Excerpted text >>
□ □ □ □ □ □ □

Specification
In this section, we introduce the details of PuzzleClone's specification file. The meaning and format of each attribute will be explained here. Please note that the attributes will be parsed in order, and the order is the same as the introduction order below. For example, as the first attribute introduced below, custom_operator is processed first, so operators defined in this attribute can be used by any other attributes. But the opposite is invalid: please make sure when specifying an attribute, don't use any variables, symbols, or operators defined in attributes that will be later parsed. In addition, please make sure the names for custom operators, variables, symbols, and conditions do not duplicate or conflict with Python reserved words.
custom_operator
Type: Dict[str, str]
Dictionary of custom operators. You can define a list of custom operators (functions) here for later use in the definition of variables, symbols, and conditions.
Key: Operator name.
Value: Python lambda-expression string defining the operator OR the path to a Python file containing the operator definition (the path should be relative to the root directory).
Example:
custom_operator:
double: "lambda x: x * 2"
reformat: "customs/mathexpr_generator.py"
variables
Type: Dict[str, Variable]
Dictionary of custom variables. Variables should be defined in order without dependency conflicts, i.e., the definition of previous variables should not include any variables defined later.
Key: Variable name.
Value: A Variable object with the following attributes. Please note that PuzzleClone supports two mutually exclusive ways of defining variables:
- By specifying
typeanddomain. - By providing a custom formula in
formula.
Variable Attributes
type
Type: Optional[str]
The type of the variable.
Examples:
"int": Represents an integer variable."bool": Represents a boolean variable.
domain
Type: Optional[str]
The domain of the variable.
Examples:
"[1, 10]": Represents integers from 1 to 10."[True, False]": Represents boolean values."['red', 'blue', 'green']": Represents a selection from the given options.
formula
Type: Optional[str]
The formula used to initialize the variable.
Example:
"randint(1,6) + randint(1,6)": Represents the sum of two dice rolls.
Notes:
- If
formulais defined,typeanddomainmust not be defined. - If
formulais not defined, bothtypeanddomainmust be defined.
Example:
variables:
n:
type: "int"
domain: "[3, 5]"
dice_sum:
formula: "randint(1,6) + randint(1,6)"
symbols
Type: Optional[Dict[str, Union[DefinedSymbol, DerivedSymbols, DerivedSymbol]]]
Dictionary of symbol definitions. Symbols are the core elements in puzzle generation representing entities in the puzzle. Symbols differ from Variables in that Symbols are often unknown and to be solved, while Variables are often known values explicitly specified in the puzzle description.
Key: Symbol name.
Value: A symbol object which can be one of:
DefinedSymbol: Basic symbol definitionDerivedSymbol: Symbol derived from other symbols using operatorsDerivedSymbols: Container for multiple derived symbol templates with random counts (i.e., a fixed number of symbols will be generated, but each symbol can randomly follow the structure defined in any of the provided templates.)

□ □ □ □ □ □ □

Record set >>
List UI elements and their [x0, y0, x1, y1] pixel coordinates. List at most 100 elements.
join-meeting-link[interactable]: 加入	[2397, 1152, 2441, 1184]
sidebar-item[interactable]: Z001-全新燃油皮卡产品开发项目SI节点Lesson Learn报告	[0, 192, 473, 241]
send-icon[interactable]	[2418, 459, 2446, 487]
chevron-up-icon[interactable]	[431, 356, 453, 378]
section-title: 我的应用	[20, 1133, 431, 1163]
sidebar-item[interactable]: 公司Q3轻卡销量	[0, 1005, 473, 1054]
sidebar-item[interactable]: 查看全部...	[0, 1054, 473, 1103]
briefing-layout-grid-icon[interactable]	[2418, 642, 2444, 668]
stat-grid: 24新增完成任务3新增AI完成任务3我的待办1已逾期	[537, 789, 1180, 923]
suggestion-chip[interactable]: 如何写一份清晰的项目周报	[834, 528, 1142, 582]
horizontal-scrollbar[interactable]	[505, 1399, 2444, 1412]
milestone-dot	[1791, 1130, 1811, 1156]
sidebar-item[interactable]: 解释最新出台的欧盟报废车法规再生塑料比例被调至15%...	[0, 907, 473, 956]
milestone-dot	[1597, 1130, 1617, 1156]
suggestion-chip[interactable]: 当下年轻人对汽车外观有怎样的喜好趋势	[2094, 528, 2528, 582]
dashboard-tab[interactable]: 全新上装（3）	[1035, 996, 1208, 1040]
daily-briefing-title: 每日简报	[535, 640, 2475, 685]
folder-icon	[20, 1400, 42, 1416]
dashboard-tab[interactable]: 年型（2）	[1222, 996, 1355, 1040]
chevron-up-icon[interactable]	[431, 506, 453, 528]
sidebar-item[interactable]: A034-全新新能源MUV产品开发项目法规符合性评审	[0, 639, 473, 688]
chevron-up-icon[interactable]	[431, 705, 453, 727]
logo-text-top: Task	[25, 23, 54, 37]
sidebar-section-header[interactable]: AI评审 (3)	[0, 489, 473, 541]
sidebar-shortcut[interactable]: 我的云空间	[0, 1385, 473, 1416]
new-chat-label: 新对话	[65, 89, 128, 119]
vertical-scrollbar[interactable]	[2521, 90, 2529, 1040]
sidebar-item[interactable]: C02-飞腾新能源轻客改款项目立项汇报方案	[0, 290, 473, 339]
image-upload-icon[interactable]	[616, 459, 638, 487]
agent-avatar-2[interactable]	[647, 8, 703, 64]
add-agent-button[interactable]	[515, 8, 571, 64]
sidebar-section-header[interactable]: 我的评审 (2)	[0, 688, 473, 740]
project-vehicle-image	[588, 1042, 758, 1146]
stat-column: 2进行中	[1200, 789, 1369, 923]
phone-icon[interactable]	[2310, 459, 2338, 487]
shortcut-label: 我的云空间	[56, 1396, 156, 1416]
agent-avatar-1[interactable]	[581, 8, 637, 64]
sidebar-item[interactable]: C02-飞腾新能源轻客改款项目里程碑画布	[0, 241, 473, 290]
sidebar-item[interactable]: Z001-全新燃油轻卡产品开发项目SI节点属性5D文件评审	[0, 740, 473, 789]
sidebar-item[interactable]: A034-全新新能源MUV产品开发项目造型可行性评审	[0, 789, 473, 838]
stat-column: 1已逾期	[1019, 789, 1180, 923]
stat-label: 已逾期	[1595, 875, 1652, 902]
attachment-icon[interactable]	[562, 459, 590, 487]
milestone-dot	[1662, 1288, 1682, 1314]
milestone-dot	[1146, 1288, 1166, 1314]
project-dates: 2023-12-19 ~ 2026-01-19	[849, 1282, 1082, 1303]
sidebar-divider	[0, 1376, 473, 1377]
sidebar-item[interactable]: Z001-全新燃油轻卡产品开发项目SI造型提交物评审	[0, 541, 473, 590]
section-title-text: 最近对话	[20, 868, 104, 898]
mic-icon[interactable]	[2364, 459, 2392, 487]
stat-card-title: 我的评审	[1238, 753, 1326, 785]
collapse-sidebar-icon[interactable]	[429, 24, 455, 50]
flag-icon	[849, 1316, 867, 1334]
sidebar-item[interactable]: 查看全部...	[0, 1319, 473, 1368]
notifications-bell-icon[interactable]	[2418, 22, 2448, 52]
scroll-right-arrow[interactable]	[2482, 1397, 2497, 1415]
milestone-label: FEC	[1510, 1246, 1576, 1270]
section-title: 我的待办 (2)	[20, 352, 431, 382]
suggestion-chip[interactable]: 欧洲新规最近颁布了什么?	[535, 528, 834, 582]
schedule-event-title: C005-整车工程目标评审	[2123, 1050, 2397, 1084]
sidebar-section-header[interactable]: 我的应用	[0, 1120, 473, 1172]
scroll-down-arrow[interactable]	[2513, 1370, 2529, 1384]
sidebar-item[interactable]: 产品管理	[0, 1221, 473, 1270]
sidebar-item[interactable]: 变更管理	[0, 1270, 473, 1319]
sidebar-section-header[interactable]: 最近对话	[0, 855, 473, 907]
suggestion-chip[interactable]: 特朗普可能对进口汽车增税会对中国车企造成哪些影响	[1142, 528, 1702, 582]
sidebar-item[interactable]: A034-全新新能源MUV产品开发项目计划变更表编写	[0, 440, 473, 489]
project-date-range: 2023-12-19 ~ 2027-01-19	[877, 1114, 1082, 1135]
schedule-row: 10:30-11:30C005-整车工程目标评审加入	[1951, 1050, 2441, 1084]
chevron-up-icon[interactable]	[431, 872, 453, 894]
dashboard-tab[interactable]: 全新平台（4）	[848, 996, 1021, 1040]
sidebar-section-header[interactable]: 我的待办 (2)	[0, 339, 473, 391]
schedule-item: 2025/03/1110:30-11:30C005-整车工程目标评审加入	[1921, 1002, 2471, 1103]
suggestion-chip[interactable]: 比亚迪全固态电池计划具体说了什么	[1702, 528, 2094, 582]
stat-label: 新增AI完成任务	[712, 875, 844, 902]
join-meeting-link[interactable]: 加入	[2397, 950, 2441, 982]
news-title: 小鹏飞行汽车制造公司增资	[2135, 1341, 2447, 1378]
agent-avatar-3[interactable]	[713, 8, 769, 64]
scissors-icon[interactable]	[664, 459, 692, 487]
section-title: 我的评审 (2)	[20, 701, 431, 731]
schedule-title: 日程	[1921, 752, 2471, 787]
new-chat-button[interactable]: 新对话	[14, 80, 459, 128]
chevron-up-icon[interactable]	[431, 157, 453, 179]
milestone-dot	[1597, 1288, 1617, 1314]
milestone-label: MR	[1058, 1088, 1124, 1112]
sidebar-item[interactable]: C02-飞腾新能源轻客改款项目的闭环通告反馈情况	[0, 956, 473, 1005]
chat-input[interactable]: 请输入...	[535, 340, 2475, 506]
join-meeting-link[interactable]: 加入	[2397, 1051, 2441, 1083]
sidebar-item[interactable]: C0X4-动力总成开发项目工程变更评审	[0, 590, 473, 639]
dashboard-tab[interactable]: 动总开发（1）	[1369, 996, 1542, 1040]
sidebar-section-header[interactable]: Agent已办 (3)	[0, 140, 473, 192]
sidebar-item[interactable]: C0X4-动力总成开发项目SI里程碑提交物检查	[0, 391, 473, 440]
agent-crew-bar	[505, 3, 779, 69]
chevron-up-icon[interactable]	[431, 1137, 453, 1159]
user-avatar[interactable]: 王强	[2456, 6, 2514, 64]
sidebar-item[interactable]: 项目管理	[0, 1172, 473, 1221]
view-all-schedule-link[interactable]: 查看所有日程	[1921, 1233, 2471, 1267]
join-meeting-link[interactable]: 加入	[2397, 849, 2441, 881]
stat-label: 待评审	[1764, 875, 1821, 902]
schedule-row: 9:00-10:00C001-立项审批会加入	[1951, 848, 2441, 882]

□ □ □ □ □ □ □

Exercise requirements >>
a) Rewrite the PuzzleClone specification text between "Value: Python lambda-expression" and "Key: Variable name.", inclusive, substituting "project directory" for "root directory".
b) According to the PuzzleClone specification text, which attribute is processed first when the file is parsed?
c) Extend the PuzzleClone specification text, continuing from its final sentence.

Responses >>
a)
Value: Python lambda-expression string defining the operator OR the path to a Python file containing the operator definition (the path should be relative to the project directory).
Example:
custom_operator:
double: "lambda x: x * 2"
reformat: "customs/mathexpr_generator.py"
variables
Type: Dict[str, Variable]
Dictionary of custom variables. Variables should be defined in order without dependency conflicts, i.e., the definition of previous variables should not include any variables defined later.
Key: Variable name.

b) custom_operator

c)
DefinedSymbol
Defines basic symbol templates used in puzzle generation.
Note: Symbols defined in this attribute will be processed as follows. First, PuzzleClone iterates over all values of each data source defined in source below. Each value (if there is one data source) or each unique value pair (if there are multiple data sources) will be used as a key and mapped to a Z3 symbol, with the symbol's content dependent on type, attr, and desc. One can use <symbol_name>[<key>] to get the Z3 symbol corresponding to the provided key. If only the list of Z3 symbols are needed, use <dict_name>.to_list() or list(<dict_name>) method to convert the dictionary values to a list.
source
Type: List[str]
A list of data sources. Each element should be a string of the data source's name (e.g., variables). When one data source is provided, each value of that data source will be used as a symbol key. When multiple sources exist, each value tuple in the Cartesian Product of the data sources' values will be used as a symbol key.
Examples:
- When length is 1: The primary key is a string.
-
Example:
source = ["children"]withchildren = ["Alice", "Bob"]will generate two symbols with primary keys "Alice" and "Bob". -
When length > 1: The primary key is a tuple.
- Example:
source = ["children", "adults"]withchildren = ["Alice", "Bob"],adults = ["Chris"]will generate symbols with primary keys("Alice", "Chris")and("Bob", "Chris").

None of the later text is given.